Record list:
-.-.-

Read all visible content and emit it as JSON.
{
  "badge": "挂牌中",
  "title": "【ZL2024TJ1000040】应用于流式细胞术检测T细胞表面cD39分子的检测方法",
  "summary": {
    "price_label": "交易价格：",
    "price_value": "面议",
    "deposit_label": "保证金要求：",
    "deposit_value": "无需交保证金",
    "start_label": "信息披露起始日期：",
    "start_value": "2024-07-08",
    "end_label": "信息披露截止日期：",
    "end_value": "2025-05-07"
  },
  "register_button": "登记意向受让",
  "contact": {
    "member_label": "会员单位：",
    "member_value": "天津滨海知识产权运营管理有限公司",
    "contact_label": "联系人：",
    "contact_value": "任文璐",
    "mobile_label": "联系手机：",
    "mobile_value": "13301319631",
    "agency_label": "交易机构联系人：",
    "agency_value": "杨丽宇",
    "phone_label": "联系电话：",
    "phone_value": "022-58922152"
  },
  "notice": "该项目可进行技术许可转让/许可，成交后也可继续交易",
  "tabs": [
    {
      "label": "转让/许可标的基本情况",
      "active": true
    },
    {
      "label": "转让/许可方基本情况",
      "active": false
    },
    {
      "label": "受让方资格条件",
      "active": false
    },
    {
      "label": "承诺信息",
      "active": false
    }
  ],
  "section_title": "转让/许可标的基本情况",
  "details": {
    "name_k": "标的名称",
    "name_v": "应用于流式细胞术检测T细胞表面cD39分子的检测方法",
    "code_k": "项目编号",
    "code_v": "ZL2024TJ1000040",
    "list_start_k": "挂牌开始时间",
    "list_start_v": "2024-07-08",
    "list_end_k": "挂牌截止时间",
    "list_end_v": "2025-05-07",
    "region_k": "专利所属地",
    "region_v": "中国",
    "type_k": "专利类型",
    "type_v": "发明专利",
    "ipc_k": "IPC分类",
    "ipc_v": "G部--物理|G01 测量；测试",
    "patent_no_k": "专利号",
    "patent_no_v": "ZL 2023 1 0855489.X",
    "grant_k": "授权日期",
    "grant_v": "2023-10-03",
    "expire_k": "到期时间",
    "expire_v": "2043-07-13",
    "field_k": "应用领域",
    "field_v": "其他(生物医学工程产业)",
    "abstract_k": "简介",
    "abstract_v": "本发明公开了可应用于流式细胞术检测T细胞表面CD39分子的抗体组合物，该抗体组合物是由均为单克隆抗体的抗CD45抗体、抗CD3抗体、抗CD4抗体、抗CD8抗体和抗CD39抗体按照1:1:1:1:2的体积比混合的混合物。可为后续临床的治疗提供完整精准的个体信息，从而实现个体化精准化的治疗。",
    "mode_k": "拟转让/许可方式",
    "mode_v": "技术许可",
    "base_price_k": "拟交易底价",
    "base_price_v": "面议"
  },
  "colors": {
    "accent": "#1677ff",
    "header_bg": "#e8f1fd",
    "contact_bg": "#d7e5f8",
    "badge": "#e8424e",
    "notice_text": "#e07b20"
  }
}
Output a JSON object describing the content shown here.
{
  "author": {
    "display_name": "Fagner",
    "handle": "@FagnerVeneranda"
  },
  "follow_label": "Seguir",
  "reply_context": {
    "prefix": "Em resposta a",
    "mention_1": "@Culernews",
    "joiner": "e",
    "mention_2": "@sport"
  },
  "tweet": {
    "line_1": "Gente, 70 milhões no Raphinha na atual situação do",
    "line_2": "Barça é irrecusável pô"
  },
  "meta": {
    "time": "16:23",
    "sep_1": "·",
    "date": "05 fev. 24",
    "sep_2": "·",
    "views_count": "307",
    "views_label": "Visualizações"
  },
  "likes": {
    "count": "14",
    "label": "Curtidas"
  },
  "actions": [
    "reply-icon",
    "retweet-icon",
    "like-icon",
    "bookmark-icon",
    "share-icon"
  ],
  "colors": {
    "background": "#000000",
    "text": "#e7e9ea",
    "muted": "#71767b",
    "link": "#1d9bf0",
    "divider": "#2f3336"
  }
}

-.-.-

Exercise brief: Extract each entry in full and write it down exactly.

Final answer:
Read all visible content and emit it as JSON.
{
  "badge": "挂牌中",
  "title": "【ZL2024TJ1000040】应用于流式细胞术检测T细胞表面cD39分子的检测方法",
  "summary": {
    "price_label": "交易价格：",
    "price_value": "面议",
    "deposit_label": "保证金要求：",
    "deposit_value": "无需交保证金",
    "start_label": "信息披露起始日期：",
    "start_value": "2024-07-08",
    "end_label": "信息披露截止日期：",
    "end_value": "2025-05-07"
  },
  "register_button": "登记意向受让",
  "contact": {
    "member_label": "会员单位：",
    "member_value": "天津滨海知识产权运营管理有限公司",
    "contact_label": "联系人：",
    "contact_value": "任文璐",
    "mobile_label": "联系手机：",
    "mobile_value": "13301319631",
    "agency_label": "交易机构联系人：",
    "agency_value": "杨丽宇",
    "phone_label": "联系电话：",
    "phone_value": "022-58922152"
  },
  "notice": "该项目可进行技术许可转让/许可，成交后也可继续交易",
  "tabs": [
    {
      "label": "转让/许可标的基本情况",
      "active": true
    },
    {
      "label": "转让/许可方基本情况",
      "active": false
    },
    {
      "label": "受让方资格条件",
      "active": false
    },
    {
      "label": "承诺信息",
      "active": false
    }
  ],
  "section_title": "转让/许可标的基本情况",
  "details": {
    "name_k": "标的名称",
    "name_v": "应用于流式细胞术检测T细胞表面cD39分子的检测方法",
    "code_k": "项目编号",
    "code_v": "ZL2024TJ1000040",
    "list_start_k": "挂牌开始时间",
    "list_start_v": "2024-07-08",
    "list_end_k": "挂牌截止时间",
    "list_end_v": "2025-05-07",
    "region_k": "专利所属地",
    "region_v": "中国",
    "type_k": "专利类型",
    "type_v": "发明专利",
    "ipc_k": "IPC分类",
    "ipc_v": "G部--物理|G01 测量；测试",
    "patent_no_k": "专利号",
    "patent_no_v": "ZL 2023 1 0855489.X",
    "grant_k": "授权日期",
    "grant_v": "2023-10-03",
    "expire_k": "到期时间",
    "expire_v": "2043-07-13",
    "field_k": "应用领域",
    "field_v": "其他(生物医学工程产业)",
    "abstract_k": "简介",
    "abstract_v": "本发明公开了可应用于流式细胞术检测T细胞表面CD39分子的抗体组合物，该抗体组合物是由均为单克隆抗体的抗CD45抗体、抗CD3抗体、抗CD4抗体、抗CD8抗体和抗CD39抗体按照1:1:1:1:2的体积比混合的混合物。可为后续临床的治疗提供完整精准的个体信息，从而实现个体化精准化的治疗。",
    "mode_k": "拟转让/许可方式",
    "mode_v": "技术许可",
    "base_price_k": "拟交易底价",
    "base_price_v": "面议"
  },
  "colors": {
    "accent": "#1677ff",
    "header_bg": "#e8f1fd",
    "contact_bg": "#d7e5f8",
    "badge": "#e8424e",
    "notice_text": "#e07b20"
  }
}
Output a JSON object describing the content shown here.
{
  "author": {
    "display_name": "Fagner",
    "handle": "@FagnerVeneranda"
  },
  "follow_label": "Seguir",
  "reply_context": {
    "prefix": "Em resposta a",
    "mention_1": "@Culernews",
    "joiner": "e",
    "mention_2": "@sport"
  },
  "tweet": {
    "line_1": "Gente, 70 milhões no Raphinha na atual situação do",
    "line_2": "Barça é irrecusável pô"
  },
  "meta": {
    "time": "16:23",
    "sep_1": "·",
    "date": "05 fev. 24",
    "sep_2": "·",
    "views_count": "307",
    "views_label": "Visualizações"
  },
  "likes": {
    "count": "14",
    "label": "Curtidas"
  },
  "actions": [
    "reply-icon",
    "retweet-icon",
    "like-icon",
    "bookmark-icon",
    "share-icon"
  ],
  "colors": {
    "background": "#000000",
    "text": "#e7e9ea",
    "muted": "#71767b",
    "link": "#1d9bf0",
    "divider": "#2f3336"
  }
}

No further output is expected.